All entries are to be quoted exactly; the images stay out of the copy.

————

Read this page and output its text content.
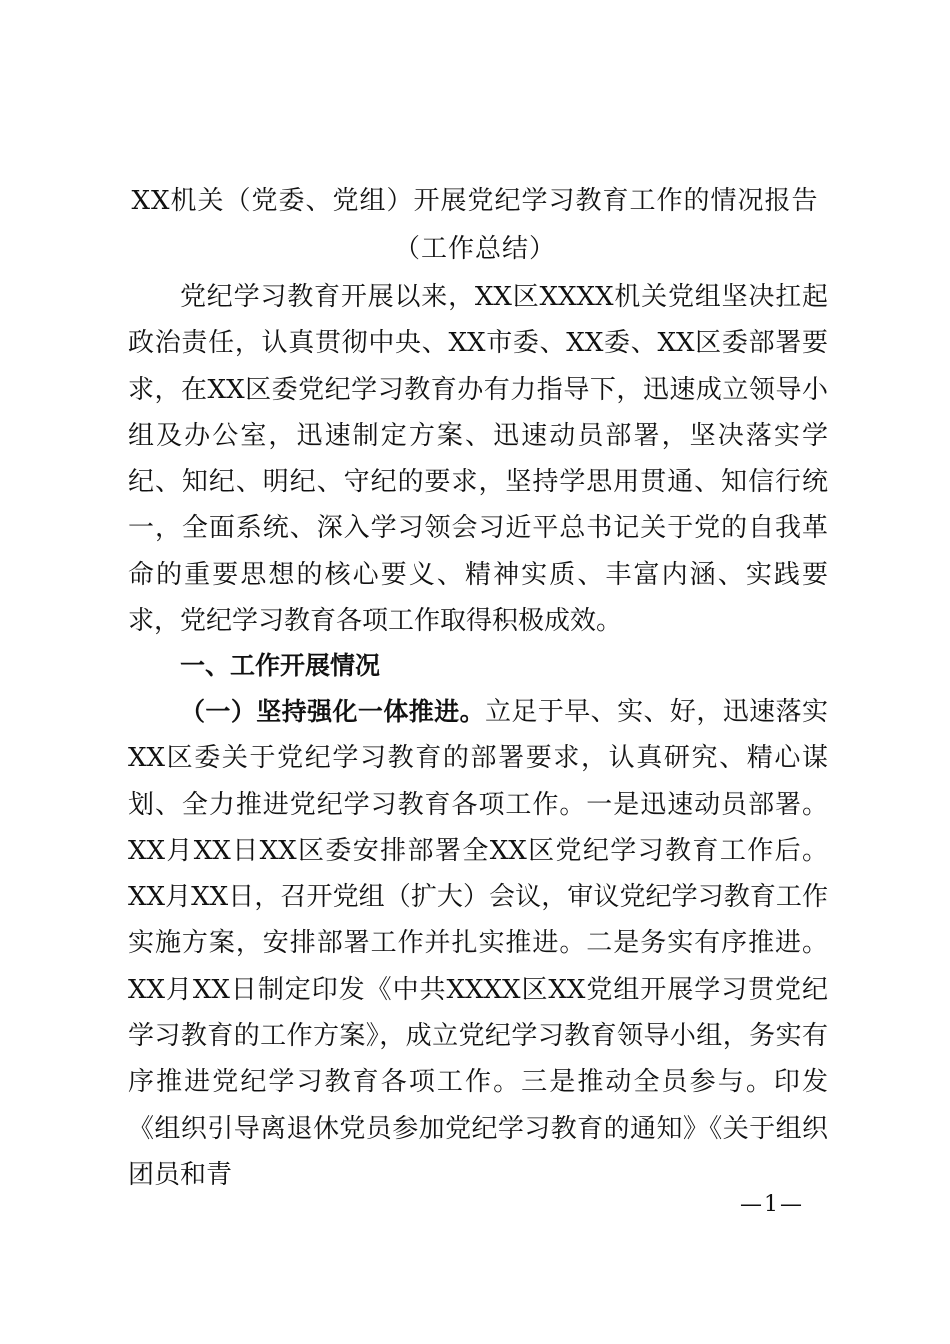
XX机关（党委、党组）开展党纪学习教育工作的情况报告
（工作总结）
党纪学习教育开展以来，XX区XXXX机关党组坚决扛起政治责任，认真贯彻中央、XX市委、XX委、XX区委部署要求，在XX区委党纪学习教育办有力指导下，迅速成立领导小组及办公室，迅速制定方案、迅速动员部署，坚决落实学纪、知纪、明纪、守纪的要求，坚持学思用贯通、知信行统一，全面系统、深入学习领会习近平总书记关于党的自我革命的重要思想的核心要义、精神实质、丰富内涵、实践要求，党纪学习教育各项工作取得积极成效。
一、工作开展情况
（一）坚持强化一体推进。立足于早、实、好，迅速落实XX区委关于党纪学习教育的部署要求，认真研究、精心谋划、全力推进党纪学习教育各项工作。一是迅速动员部署。XX月XX日XX区委安排部署全XX区党纪学习教育工作后。XX月XX日，召开党组（扩大）会议，审议党纪学习教育工作实施方案，安排部署工作并扎实推进。二是务实有序推进。XX月XX日制定印发《中共XXXX区XX党组开展学习贯党纪学习教育的工作方案》，成立党纪学习教育领导小组，务实有序推进党纪学习教育各项工作。三是推动全员参与。印发《组织引导离退休党员参加党纪学习教育的通知》《关于组织团员和青
—1—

————

Solved problem |
Read this page and output its text content.
XX机关（党委、党组）开展党纪学习教育工作的情况报告
（工作总结）
党纪学习教育开展以来，XX区XXXX机关党组坚决扛起政治责任，认真贯彻中央、XX市委、XX委、XX区委部署要求，在XX区委党纪学习教育办有力指导下，迅速成立领导小组及办公室，迅速制定方案、迅速动员部署，坚决落实学纪、知纪、明纪、守纪的要求，坚持学思用贯通、知信行统一，全面系统、深入学习领会习近平总书记关于党的自我革命的重要思想的核心要义、精神实质、丰富内涵、实践要求，党纪学习教育各项工作取得积极成效。
一、工作开展情况
（一）坚持强化一体推进。立足于早、实、好，迅速落实XX区委关于党纪学习教育的部署要求，认真研究、精心谋划、全力推进党纪学习教育各项工作。一是迅速动员部署。XX月XX日XX区委安排部署全XX区党纪学习教育工作后。XX月XX日，召开党组（扩大）会议，审议党纪学习教育工作实施方案，安排部署工作并扎实推进。二是务实有序推进。XX月XX日制定印发《中共XXXX区XX党组开展学习贯党纪学习教育的工作方案》，成立党纪学习教育领导小组，务实有序推进党纪学习教育各项工作。三是推动全员参与。印发《组织引导离退休党员参加党纪学习教育的通知》《关于组织团员和青
—1—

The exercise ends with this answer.